TASK DATA |
## start
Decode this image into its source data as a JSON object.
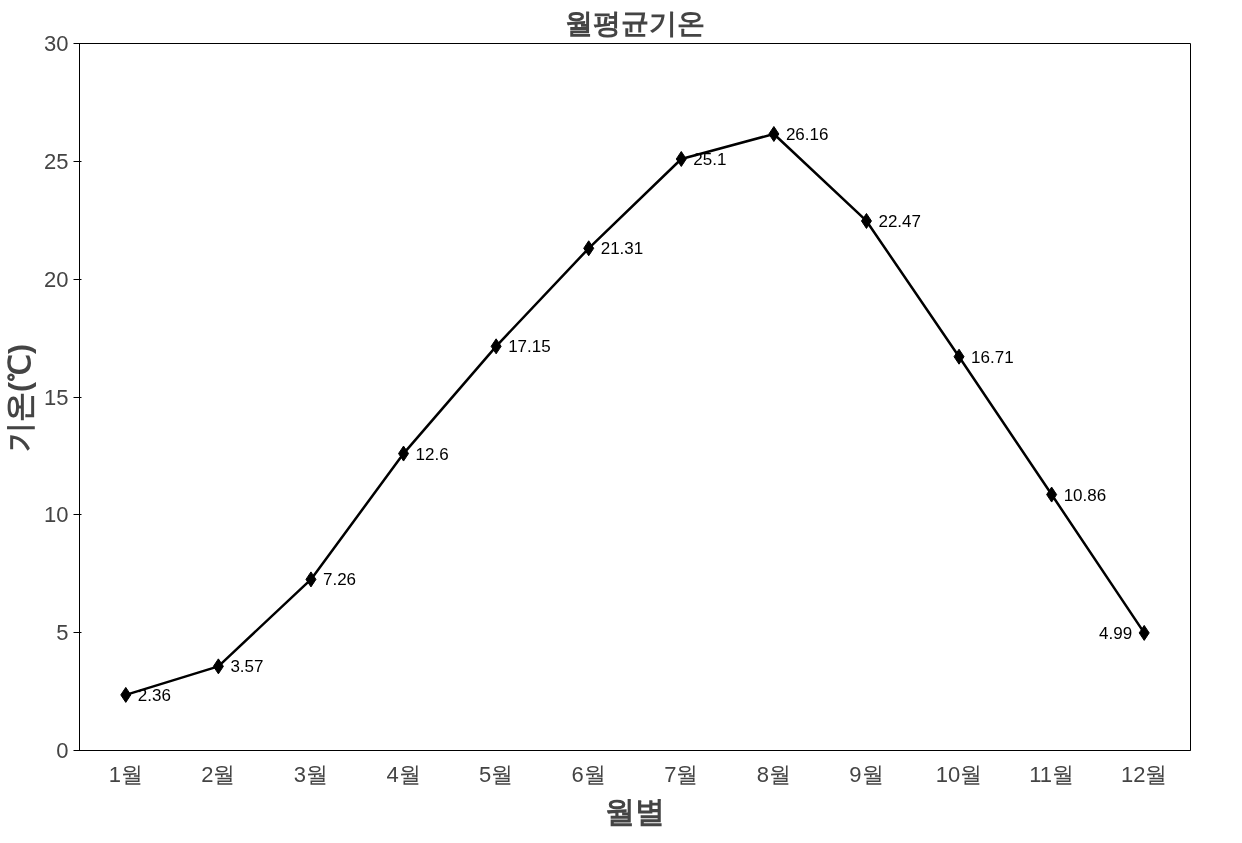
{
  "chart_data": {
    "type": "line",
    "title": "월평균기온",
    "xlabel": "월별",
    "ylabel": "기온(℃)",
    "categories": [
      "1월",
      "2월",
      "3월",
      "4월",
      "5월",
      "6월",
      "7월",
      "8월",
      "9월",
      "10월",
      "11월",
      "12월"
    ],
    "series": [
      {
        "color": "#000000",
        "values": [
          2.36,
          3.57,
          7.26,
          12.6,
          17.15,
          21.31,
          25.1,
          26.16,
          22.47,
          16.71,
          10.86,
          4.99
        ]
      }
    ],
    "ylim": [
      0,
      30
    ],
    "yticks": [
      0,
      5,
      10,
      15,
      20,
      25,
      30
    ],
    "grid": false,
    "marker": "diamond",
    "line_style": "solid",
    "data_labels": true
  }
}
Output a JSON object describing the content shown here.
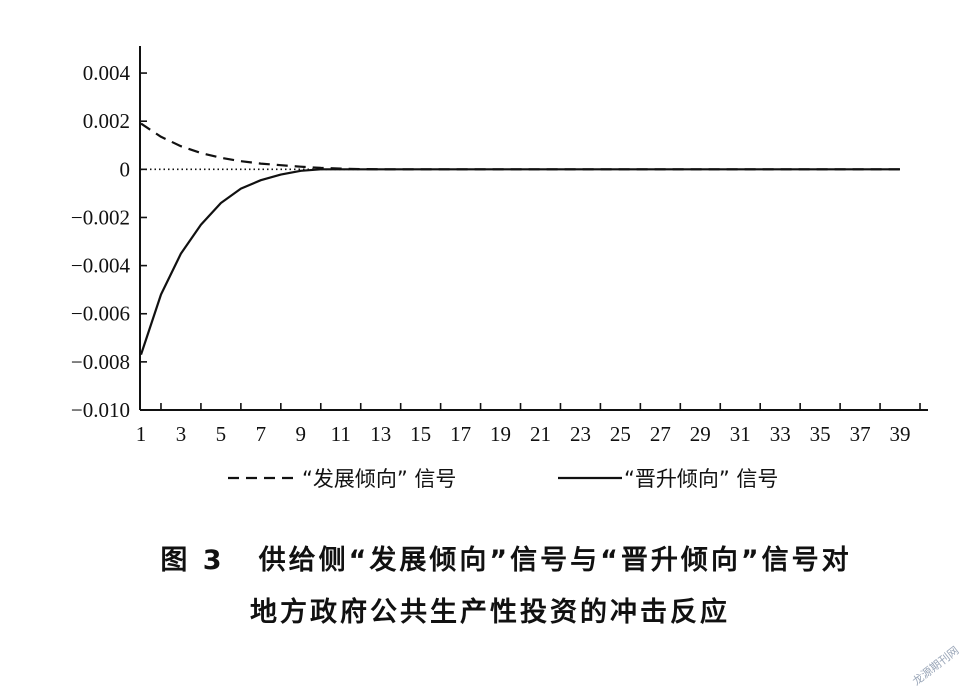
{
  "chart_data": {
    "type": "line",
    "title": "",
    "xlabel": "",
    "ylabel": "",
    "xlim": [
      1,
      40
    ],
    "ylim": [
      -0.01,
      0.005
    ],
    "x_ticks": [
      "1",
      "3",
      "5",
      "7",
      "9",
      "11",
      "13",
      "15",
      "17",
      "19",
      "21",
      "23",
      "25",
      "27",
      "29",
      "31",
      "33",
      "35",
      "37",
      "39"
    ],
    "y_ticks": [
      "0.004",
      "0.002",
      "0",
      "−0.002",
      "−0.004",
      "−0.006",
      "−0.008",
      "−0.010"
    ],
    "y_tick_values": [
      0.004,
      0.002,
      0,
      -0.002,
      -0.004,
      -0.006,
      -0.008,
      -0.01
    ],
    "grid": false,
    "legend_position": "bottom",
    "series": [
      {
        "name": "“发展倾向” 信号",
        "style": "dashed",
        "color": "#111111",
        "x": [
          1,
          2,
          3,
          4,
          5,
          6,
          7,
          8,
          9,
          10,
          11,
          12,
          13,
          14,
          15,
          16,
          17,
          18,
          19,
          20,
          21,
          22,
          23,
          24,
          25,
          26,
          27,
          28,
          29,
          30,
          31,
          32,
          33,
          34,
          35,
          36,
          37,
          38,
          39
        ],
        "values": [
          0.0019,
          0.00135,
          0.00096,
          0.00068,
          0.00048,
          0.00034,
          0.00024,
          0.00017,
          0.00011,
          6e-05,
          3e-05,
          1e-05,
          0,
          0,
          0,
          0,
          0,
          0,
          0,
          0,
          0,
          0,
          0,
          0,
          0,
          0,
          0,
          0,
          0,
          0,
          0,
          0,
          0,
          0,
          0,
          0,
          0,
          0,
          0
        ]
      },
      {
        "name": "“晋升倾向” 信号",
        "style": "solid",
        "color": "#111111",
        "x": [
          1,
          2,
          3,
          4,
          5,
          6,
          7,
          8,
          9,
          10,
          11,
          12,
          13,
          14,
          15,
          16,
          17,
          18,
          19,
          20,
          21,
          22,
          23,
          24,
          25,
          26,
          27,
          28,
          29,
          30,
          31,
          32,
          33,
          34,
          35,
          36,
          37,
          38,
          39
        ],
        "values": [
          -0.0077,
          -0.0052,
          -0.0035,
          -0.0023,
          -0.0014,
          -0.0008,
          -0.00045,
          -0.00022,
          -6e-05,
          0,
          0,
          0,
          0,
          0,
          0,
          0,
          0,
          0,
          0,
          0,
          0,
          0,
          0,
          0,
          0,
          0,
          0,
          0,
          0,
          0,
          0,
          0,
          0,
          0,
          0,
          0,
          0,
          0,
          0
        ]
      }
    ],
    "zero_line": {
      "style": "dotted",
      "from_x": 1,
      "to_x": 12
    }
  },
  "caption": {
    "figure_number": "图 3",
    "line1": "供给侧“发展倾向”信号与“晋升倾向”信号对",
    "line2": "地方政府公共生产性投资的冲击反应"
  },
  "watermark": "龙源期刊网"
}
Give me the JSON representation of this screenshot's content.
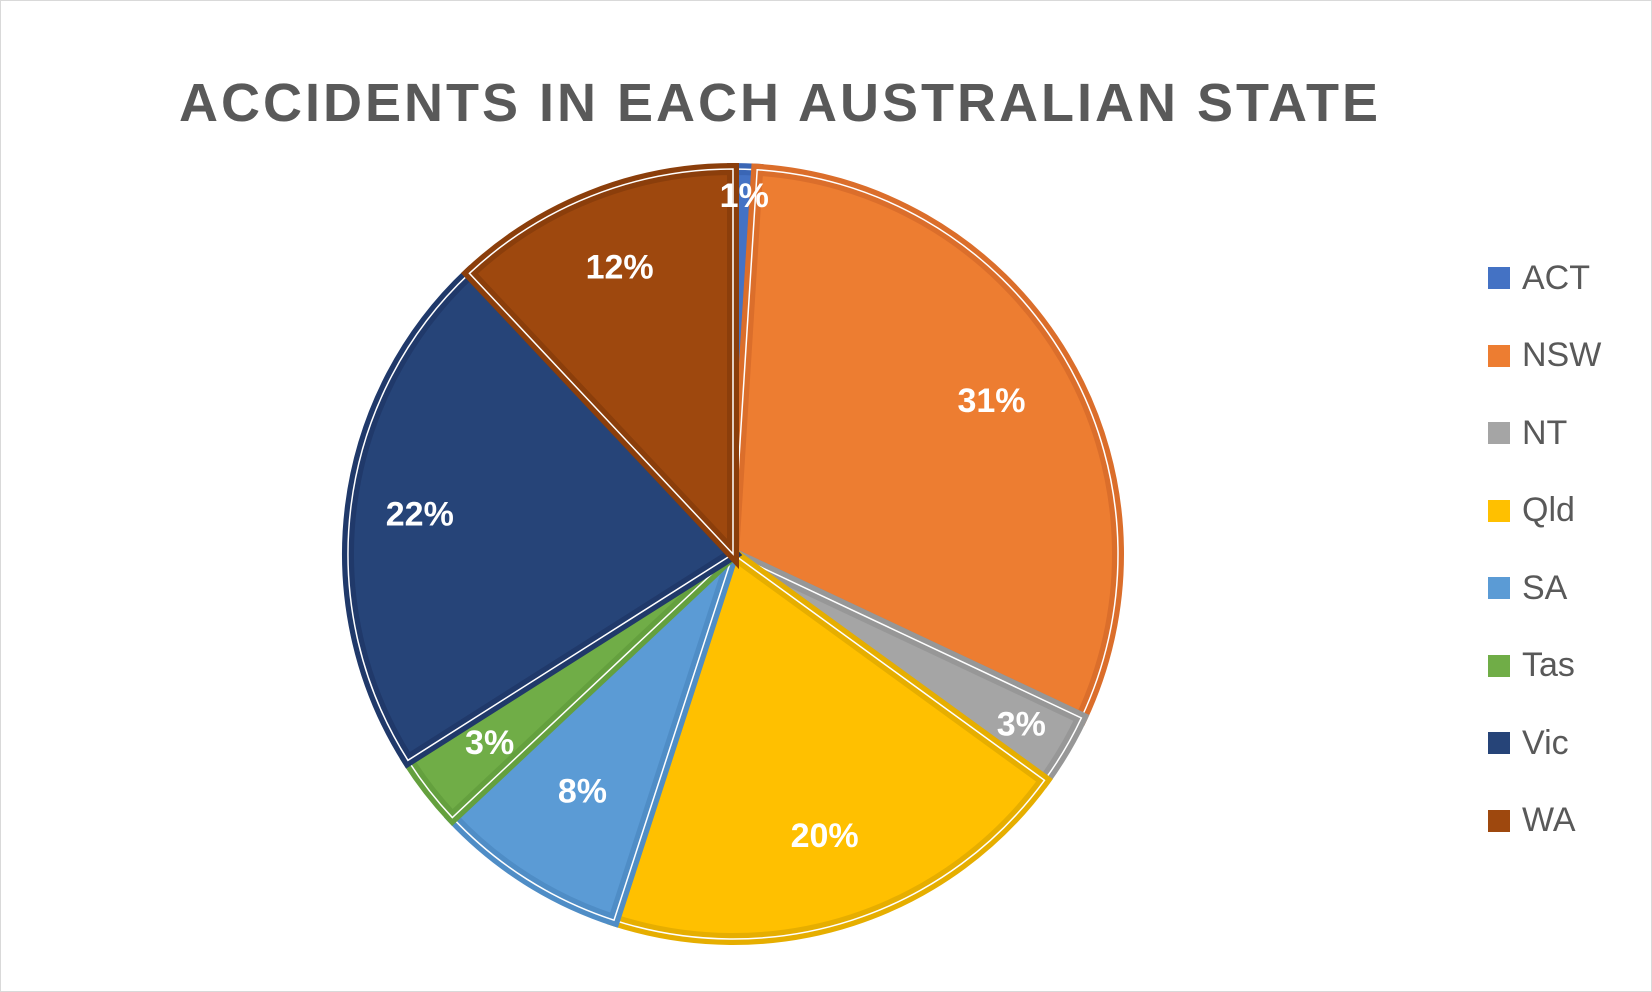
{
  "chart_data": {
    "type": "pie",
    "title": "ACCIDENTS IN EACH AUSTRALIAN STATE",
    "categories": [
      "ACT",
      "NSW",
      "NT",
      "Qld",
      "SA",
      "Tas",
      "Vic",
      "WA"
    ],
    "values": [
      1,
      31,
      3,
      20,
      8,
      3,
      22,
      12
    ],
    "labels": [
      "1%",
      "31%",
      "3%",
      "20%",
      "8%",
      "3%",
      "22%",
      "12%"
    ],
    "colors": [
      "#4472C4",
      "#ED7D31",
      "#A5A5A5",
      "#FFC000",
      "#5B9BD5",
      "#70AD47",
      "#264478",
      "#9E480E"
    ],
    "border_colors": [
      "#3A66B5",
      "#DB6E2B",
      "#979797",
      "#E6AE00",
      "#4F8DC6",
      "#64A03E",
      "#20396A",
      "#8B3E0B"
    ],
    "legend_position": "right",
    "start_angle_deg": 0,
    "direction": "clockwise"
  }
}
## end
TASK REQUIREMENTS |
Copy out all the records exactly, excluding pictures.

SOLUTION FOR THIS EXERCISE |
Decode this image into its source data as a JSON object.
{
  "chart_data": {
    "type": "line",
    "title": "월평균기온",
    "xlabel": "월별",
    "ylabel": "기온(℃)",
    "categories": [
      "1월",
      "2월",
      "3월",
      "4월",
      "5월",
      "6월",
      "7월",
      "8월",
      "9월",
      "10월",
      "11월",
      "12월"
    ],
    "series": [
      {
        "color": "#000000",
        "values": [
          2.36,
          3.57,
          7.26,
          12.6,
          17.15,
          21.31,
          25.1,
          26.16,
          22.47,
          16.71,
          10.86,
          4.99
        ]
      }
    ],
    "ylim": [
      0,
      30
    ],
    "yticks": [
      0,
      5,
      10,
      15,
      20,
      25,
      30
    ],
    "grid": false,
    "marker": "diamond",
    "line_style": "solid",
    "data_labels": true
  }
}
Output a JSON object describing the content shown here.
{
  "chart_data": {
    "type": "line",
    "title": "",
    "xlabel": "",
    "ylabel": "",
    "xlim": [
      1,
      40
    ],
    "ylim": [
      -0.01,
      0.005
    ],
    "x_ticks": [
      "1",
      "3",
      "5",
      "7",
      "9",
      "11",
      "13",
      "15",
      "17",
      "19",
      "21",
      "23",
      "25",
      "27",
      "29",
      "31",
      "33",
      "35",
      "37",
      "39"
    ],
    "y_ticks": [
      "0.004",
      "0.002",
      "0",
      "−0.002",
      "−0.004",
      "−0.006",
      "−0.008",
      "−0.010"
    ],
    "y_tick_values": [
      0.004,
      0.002,
      0,
      -0.002,
      -0.004,
      -0.006,
      -0.008,
      -0.01
    ],
    "grid": false,
    "legend_position": "bottom",
    "series": [
      {
        "name": "“发展倾向” 信号",
        "style": "dashed",
        "color": "#111111",
        "x": [
          1,
          2,
          3,
          4,
          5,
          6,
          7,
          8,
          9,
          10,
          11,
          12,
          13,
          14,
          15,
          16,
          17,
          18,
          19,
          20,
          21,
          22,
          23,
          24,
          25,
          26,
          27,
          28,
          29,
          30,
          31,
          32,
          33,
          34,
          35,
          36,
          37,
          38,
          39
        ],
        "values": [
          0.0019,
          0.00135,
          0.00096,
          0.00068,
          0.00048,
          0.00034,
          0.00024,
          0.00017,
          0.00011,
          6e-05,
          3e-05,
          1e-05,
          0,
          0,
          0,
          0,
          0,
          0,
          0,
          0,
          0,
          0,
          0,
          0,
          0,
          0,
          0,
          0,
          0,
          0,
          0,
          0,
          0,
          0,
          0,
          0,
          0,
          0,
          0
        ]
      },
      {
        "name": "“晋升倾向” 信号",
        "style": "solid",
        "color": "#111111",
        "x": [
          1,
          2,
          3,
          4,
          5,
          6,
          7,
          8,
          9,
          10,
          11,
          12,
          13,
          14,
          15,
          16,
          17,
          18,
          19,
          20,
          21,
          22,
          23,
          24,
          25,
          26,
          27,
          28,
          29,
          30,
          31,
          32,
          33,
          34,
          35,
          36,
          37,
          38,
          39
        ],
        "values": [
          -0.0077,
          -0.0052,
          -0.0035,
          -0.0023,
          -0.0014,
          -0.0008,
          -0.00045,
          -0.00022,
          -6e-05,
          0,
          0,
          0,
          0,
          0,
          0,
          0,
          0,
          0,
          0,
          0,
          0,
          0,
          0,
          0,
          0,
          0,
          0,
          0,
          0,
          0,
          0,
          0,
          0,
          0,
          0,
          0,
          0,
          0,
          0
        ]
      }
    ],
    "zero_line": {
      "style": "dotted",
      "from_x": 1,
      "to_x": 12
    }
  },
  "caption": {
    "figure_number": "图 3",
    "line1": "供给侧“发展倾向”信号与“晋升倾向”信号对",
    "line2": "地方政府公共生产性投资的冲击反应"
  },
  "watermark": "龙源期刊网"
}
Give me the JSON representation of this screenshot's content.
{
  "chart_data": {
    "type": "pie",
    "title": "ACCIDENTS IN EACH AUSTRALIAN STATE",
    "categories": [
      "ACT",
      "NSW",
      "NT",
      "Qld",
      "SA",
      "Tas",
      "Vic",
      "WA"
    ],
    "values": [
      1,
      31,
      3,
      20,
      8,
      3,
      22,
      12
    ],
    "labels": [
      "1%",
      "31%",
      "3%",
      "20%",
      "8%",
      "3%",
      "22%",
      "12%"
    ],
    "colors": [
      "#4472C4",
      "#ED7D31",
      "#A5A5A5",
      "#FFC000",
      "#5B9BD5",
      "#70AD47",
      "#264478",
      "#9E480E"
    ],
    "border_colors": [
      "#3A66B5",
      "#DB6E2B",
      "#979797",
      "#E6AE00",
      "#4F8DC6",
      "#64A03E",
      "#20396A",
      "#8B3E0B"
    ],
    "legend_position": "right",
    "start_angle_deg": 0,
    "direction": "clockwise"
  }
}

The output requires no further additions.